>>>

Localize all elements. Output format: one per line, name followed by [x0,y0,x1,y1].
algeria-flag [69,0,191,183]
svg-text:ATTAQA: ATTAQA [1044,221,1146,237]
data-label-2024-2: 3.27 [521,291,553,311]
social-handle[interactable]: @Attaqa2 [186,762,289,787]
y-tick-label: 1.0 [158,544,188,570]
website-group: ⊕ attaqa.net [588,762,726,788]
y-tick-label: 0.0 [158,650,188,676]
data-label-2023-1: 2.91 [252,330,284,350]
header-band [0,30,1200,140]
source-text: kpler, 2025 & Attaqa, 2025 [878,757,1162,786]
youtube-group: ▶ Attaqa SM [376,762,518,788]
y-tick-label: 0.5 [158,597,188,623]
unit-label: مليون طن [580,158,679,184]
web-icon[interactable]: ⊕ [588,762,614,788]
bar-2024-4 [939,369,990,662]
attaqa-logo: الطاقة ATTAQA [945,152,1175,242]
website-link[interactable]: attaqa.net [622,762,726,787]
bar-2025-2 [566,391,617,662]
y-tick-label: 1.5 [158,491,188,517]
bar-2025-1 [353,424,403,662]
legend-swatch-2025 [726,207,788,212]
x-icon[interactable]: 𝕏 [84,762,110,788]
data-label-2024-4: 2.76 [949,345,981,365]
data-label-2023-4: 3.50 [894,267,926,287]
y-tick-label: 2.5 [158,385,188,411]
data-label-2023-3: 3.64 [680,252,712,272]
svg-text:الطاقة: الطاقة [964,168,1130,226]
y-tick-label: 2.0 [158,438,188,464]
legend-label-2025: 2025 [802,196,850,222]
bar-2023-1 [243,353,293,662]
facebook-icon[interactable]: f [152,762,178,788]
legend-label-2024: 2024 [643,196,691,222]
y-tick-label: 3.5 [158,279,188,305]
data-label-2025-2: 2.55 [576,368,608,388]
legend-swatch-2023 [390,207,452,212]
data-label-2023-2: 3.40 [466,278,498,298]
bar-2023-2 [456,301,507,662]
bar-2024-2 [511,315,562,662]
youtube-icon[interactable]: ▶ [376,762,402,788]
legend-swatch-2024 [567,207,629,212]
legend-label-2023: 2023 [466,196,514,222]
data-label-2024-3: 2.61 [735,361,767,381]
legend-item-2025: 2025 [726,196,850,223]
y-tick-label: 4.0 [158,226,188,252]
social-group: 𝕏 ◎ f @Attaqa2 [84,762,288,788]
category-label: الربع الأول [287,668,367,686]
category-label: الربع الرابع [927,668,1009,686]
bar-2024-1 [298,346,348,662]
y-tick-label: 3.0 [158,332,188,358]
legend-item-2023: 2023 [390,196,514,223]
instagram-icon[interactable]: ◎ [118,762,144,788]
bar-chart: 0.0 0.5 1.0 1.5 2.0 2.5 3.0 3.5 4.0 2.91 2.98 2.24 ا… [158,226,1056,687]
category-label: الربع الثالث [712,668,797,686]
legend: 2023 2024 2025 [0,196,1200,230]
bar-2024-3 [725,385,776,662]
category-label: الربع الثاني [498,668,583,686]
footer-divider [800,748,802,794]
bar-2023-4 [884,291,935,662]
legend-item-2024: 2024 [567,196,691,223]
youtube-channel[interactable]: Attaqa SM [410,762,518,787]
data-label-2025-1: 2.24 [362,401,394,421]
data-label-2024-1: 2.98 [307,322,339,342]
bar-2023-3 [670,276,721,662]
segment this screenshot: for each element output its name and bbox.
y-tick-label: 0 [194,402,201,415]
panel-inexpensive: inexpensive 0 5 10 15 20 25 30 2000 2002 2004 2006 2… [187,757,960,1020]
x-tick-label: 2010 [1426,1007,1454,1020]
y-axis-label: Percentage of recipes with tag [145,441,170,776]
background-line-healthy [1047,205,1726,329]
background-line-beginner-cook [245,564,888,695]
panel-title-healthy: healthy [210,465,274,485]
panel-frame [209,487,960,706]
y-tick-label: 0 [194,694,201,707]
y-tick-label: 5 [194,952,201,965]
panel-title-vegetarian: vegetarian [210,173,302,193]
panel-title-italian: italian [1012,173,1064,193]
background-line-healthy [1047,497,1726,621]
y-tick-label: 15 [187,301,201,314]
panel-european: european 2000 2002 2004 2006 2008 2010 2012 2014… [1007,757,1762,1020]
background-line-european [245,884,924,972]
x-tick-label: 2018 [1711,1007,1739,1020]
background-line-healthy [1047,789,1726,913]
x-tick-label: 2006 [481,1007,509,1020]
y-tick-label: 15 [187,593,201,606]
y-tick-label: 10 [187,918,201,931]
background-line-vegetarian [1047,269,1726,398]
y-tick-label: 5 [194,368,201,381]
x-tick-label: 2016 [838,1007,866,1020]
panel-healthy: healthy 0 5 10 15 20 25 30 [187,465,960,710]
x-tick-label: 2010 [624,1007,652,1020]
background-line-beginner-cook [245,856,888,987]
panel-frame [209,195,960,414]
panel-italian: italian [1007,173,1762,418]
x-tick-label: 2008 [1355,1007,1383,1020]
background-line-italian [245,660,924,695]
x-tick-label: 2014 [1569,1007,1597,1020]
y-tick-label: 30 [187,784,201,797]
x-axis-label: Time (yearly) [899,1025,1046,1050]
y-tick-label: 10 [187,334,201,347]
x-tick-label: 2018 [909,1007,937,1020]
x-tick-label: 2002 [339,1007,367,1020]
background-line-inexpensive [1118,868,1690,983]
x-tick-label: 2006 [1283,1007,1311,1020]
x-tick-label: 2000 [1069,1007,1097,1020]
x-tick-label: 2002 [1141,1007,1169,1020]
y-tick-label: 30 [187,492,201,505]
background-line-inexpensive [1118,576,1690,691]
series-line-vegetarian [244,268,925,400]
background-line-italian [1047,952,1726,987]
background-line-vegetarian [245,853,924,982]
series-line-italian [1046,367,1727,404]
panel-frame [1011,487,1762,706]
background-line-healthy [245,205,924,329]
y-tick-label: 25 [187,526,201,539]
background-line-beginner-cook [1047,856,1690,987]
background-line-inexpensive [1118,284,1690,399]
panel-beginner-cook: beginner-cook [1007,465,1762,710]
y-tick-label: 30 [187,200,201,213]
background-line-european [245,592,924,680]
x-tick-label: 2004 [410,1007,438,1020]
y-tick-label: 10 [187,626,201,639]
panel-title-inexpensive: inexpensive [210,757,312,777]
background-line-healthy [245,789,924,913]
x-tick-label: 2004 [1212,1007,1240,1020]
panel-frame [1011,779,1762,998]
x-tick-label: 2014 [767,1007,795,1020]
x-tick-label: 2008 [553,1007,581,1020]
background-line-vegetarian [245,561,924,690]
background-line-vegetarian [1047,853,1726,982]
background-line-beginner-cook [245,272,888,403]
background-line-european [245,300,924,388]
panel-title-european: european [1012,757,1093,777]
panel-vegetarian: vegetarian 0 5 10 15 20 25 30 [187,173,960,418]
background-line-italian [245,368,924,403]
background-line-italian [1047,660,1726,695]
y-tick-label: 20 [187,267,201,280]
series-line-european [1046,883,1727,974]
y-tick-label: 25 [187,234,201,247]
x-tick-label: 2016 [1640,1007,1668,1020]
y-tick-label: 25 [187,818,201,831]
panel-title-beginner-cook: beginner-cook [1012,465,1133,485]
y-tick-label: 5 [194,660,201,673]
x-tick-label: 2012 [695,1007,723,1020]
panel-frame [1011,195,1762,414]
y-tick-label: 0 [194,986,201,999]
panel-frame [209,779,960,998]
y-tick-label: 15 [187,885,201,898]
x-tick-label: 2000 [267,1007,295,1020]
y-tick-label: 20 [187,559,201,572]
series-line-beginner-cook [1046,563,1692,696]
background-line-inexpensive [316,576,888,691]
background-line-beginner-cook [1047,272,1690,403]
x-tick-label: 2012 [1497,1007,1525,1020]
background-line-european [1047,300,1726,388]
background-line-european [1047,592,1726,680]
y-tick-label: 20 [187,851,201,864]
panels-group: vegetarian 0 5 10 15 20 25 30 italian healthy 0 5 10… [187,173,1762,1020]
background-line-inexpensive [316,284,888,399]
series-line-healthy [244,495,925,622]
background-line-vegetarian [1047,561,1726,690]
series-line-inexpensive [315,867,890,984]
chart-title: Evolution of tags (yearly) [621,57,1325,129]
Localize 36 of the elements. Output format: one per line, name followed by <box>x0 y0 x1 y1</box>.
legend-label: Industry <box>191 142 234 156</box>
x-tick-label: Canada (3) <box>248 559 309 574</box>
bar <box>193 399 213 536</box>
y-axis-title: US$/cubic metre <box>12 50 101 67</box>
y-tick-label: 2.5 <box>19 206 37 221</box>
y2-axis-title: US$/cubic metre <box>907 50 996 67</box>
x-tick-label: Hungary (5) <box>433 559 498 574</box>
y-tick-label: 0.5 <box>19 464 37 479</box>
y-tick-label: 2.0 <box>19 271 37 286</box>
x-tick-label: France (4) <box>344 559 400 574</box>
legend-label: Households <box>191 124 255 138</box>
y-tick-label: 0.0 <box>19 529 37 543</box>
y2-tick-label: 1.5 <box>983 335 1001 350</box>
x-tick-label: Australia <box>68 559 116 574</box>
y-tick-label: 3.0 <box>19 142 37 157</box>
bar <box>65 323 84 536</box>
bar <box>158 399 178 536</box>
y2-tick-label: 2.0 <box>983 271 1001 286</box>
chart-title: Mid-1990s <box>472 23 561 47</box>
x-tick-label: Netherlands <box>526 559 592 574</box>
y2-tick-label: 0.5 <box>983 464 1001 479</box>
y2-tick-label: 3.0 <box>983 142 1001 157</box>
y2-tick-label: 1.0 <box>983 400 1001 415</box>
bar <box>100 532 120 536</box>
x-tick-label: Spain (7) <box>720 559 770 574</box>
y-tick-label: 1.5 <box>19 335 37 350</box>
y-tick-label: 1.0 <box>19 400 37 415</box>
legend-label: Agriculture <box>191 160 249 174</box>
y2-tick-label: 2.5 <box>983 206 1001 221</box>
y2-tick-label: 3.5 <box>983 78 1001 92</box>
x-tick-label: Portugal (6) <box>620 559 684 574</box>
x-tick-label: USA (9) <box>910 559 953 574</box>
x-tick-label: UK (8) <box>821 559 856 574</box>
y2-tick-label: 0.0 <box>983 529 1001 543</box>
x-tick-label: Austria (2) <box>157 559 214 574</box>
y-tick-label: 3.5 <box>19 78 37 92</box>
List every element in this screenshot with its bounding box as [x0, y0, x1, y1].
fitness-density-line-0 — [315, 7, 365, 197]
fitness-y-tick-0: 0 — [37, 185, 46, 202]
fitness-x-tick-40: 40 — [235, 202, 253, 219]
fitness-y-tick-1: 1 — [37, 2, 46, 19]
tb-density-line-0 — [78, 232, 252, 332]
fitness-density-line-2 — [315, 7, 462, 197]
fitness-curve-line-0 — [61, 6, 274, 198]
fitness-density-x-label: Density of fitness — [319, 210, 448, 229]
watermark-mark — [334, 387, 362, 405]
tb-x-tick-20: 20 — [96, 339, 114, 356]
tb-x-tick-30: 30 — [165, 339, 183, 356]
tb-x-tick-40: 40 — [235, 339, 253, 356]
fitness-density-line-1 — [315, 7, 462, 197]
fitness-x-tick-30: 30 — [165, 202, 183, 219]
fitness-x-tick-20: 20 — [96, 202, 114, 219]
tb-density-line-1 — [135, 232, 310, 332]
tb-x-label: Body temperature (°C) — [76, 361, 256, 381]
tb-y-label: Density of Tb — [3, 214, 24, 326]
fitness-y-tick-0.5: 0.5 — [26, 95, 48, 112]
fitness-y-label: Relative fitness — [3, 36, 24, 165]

<<<

Job:
Copy the entries above word for word, from the very first line through the line containing "attaqa-logo: الطاقة ATTAQA [945,152,1175,242]", with both of those lines included.

Task solution:
Localize all elements. Output format: one per line, name followed by [x0,y0,x1,y1].
algeria-flag [69,0,191,183]
svg-text:ATTAQA: ATTAQA [1044,221,1146,237]
data-label-2024-2: 3.27 [521,291,553,311]
social-handle[interactable]: @Attaqa2 [186,762,289,787]
y-tick-label: 1.0 [158,544,188,570]
website-group: ⊕ attaqa.net [588,762,726,788]
y-tick-label: 0.0 [158,650,188,676]
data-label-2023-1: 2.91 [252,330,284,350]
header-band [0,30,1200,140]
source-text: kpler, 2025 & Attaqa, 2025 [878,757,1162,786]
youtube-group: ▶ Attaqa SM [376,762,518,788]
y-tick-label: 0.5 [158,597,188,623]
unit-label: مليون طن [580,158,679,184]
web-icon[interactable]: ⊕ [588,762,614,788]
bar-2024-4 [939,369,990,662]
attaqa-logo: الطاقة ATTAQA [945,152,1175,242]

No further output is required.